What is expected:
Find every line in the records below that contains the word "Pressure", and copy each such line.

Recorded information:

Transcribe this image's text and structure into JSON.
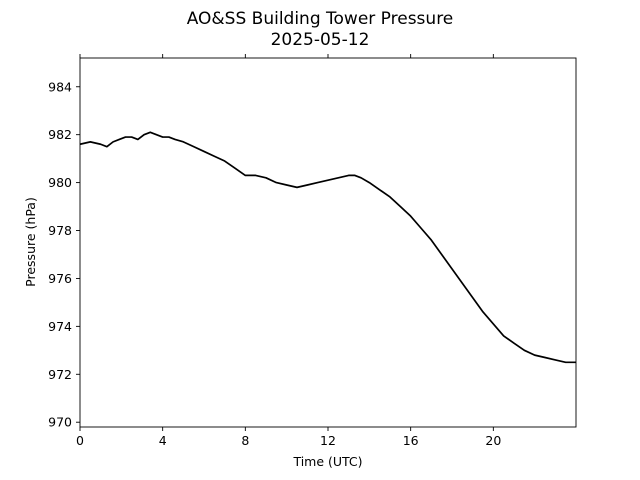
{
  "chart_data": {
    "type": "line",
    "title": "AO&SS Building Tower Pressure",
    "subtitle": "2025-05-12",
    "xlabel": "Time (UTC)",
    "ylabel": "Pressure (hPa)",
    "xlim": [
      0,
      24
    ],
    "ylim": [
      969.8,
      985.2
    ],
    "x_ticks": [
      0,
      4,
      8,
      12,
      16,
      20
    ],
    "y_ticks": [
      970,
      972,
      974,
      976,
      978,
      980,
      982,
      984
    ],
    "grid": false,
    "legend": "none",
    "line_color": "#000000",
    "series": [
      {
        "x": [
          0,
          0.5,
          1.0,
          1.3,
          1.6,
          1.9,
          2.2,
          2.5,
          2.8,
          3.1,
          3.4,
          3.7,
          4.0,
          4.3,
          4.6,
          5.0,
          5.5,
          6.0,
          6.5,
          7.0,
          7.5,
          8.0,
          8.5,
          9.0,
          9.5,
          10.0,
          10.5,
          11.0,
          11.5,
          12.0,
          12.5,
          13.0,
          13.3,
          13.6,
          14.0,
          14.5,
          15.0,
          15.5,
          16.0,
          16.5,
          17.0,
          17.5,
          18.0,
          18.5,
          19.0,
          19.5,
          20.0,
          20.5,
          21.0,
          21.5,
          22.0,
          22.5,
          23.0,
          23.5,
          24.0
        ],
        "y": [
          981.6,
          981.7,
          981.6,
          981.5,
          981.7,
          981.8,
          981.9,
          981.9,
          981.8,
          982.0,
          982.1,
          982.0,
          981.9,
          981.9,
          981.8,
          981.7,
          981.5,
          981.3,
          981.1,
          980.9,
          980.6,
          980.3,
          980.3,
          980.2,
          980.0,
          979.9,
          979.8,
          979.9,
          980.0,
          980.1,
          980.2,
          980.3,
          980.3,
          980.2,
          980.0,
          979.7,
          979.4,
          979.0,
          978.6,
          978.1,
          977.6,
          977.0,
          976.4,
          975.8,
          975.2,
          974.6,
          974.1,
          973.6,
          973.3,
          973.0,
          972.8,
          972.7,
          972.6,
          972.5,
          972.5
        ]
      }
    ]
  }
}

Result below:
    "title": "AO&SS Building Tower Pressure",
    "ylabel": "Pressure (hPa)",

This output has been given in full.